- [Text to read]:
+ + + + +

Not introduced by this PR . Flagging here because the PR is the right window to fix it (small change, already touching this logic).

Reproduction

Setting rate.limiter.global.qps = 0.001 (or just 0) in config.conf:

  • Node starts cleanly (no error in logs)
  • First HTTP / gRPC request → HTTP 500
  • Every subsequent request → HTTP 500
  • Limiter never functions

Root cause

Two issues compound:

(a) RateLimiterConfig.GlobalConfig.qps is declared as int (common/src/main/java/org/tron/core/config/args/RateLimiterConfig.java:28,35,41). typesafe config silently truncates 0.001 to 0 via (long) 0.001 cast in ConfigDouble.longValue():

"0.001" → ConfigDouble(0.001)
        → SimpleConfig.getInt → intValueRangeChecked → (long) 0.001 = 0L → return 0
        → PARAMETER.rateLimiterGlobalQps = 0

intValueRangeChecked only validates the long-to-int range; it does not check whether the double is whole. No exception, no warning.

(b) GlobalRateLimiter initializes its static RateLimiter field at class-load time:

private static RateLimiter rateLimiter = RateLimiter.create(QPS);

RateLimiter.create(0) throws IllegalArgumentException("rate must be positive"). JVM wraps it as ExceptionInInitializerError, putting the class in a permanently erroneous state:

Stage Result
Node startup ✅ Succeeds (GlobalRateLimiter is lazy-loaded)

+ + + + +

- [Dataset entries]:
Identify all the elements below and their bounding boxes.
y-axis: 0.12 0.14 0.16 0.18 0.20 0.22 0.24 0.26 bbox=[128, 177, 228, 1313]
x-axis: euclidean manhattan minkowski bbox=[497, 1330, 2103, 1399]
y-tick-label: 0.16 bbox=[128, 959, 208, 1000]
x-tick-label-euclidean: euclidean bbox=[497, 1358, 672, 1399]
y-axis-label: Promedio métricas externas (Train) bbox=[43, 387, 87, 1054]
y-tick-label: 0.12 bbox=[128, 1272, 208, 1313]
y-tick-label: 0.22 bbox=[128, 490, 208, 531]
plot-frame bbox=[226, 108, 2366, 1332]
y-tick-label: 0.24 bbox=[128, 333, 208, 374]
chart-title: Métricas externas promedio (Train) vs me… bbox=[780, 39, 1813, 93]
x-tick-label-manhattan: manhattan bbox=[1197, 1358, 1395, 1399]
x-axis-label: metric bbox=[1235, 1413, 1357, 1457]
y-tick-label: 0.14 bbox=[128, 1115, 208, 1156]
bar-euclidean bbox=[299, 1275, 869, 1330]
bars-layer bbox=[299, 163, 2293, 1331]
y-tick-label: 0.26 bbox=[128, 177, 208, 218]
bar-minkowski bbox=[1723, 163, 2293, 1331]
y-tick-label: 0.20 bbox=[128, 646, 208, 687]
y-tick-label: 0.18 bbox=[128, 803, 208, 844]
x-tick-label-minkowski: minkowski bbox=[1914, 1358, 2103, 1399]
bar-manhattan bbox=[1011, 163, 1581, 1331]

+ + + + +

- [Set exercise]: Copy the rate limiter report, starting at the words "intValueRangeChecked only validates" and stopping after "(GlobalRateLimiter is lazy-loaded)", and replace "IllegalArgumentException" with "IllegalStateException" wherever it appears.

- [Response to this task]:
intValueRangeChecked only validates the long-to-int range; it does not check whether the double is whole. No exception, no warning.

(b) GlobalRateLimiter initializes its static RateLimiter field at class-load time:

private static RateLimiter rateLimiter = RateLimiter.create(QPS);

RateLimiter.create(0) throws IllegalStateException("rate must be positive"). JVM wraps it as ExceptionInInitializerError, putting the class in a permanently erroneous state:

Stage Result
Node startup ✅ Succeeds (GlobalRateLimiter is lazy-loaded)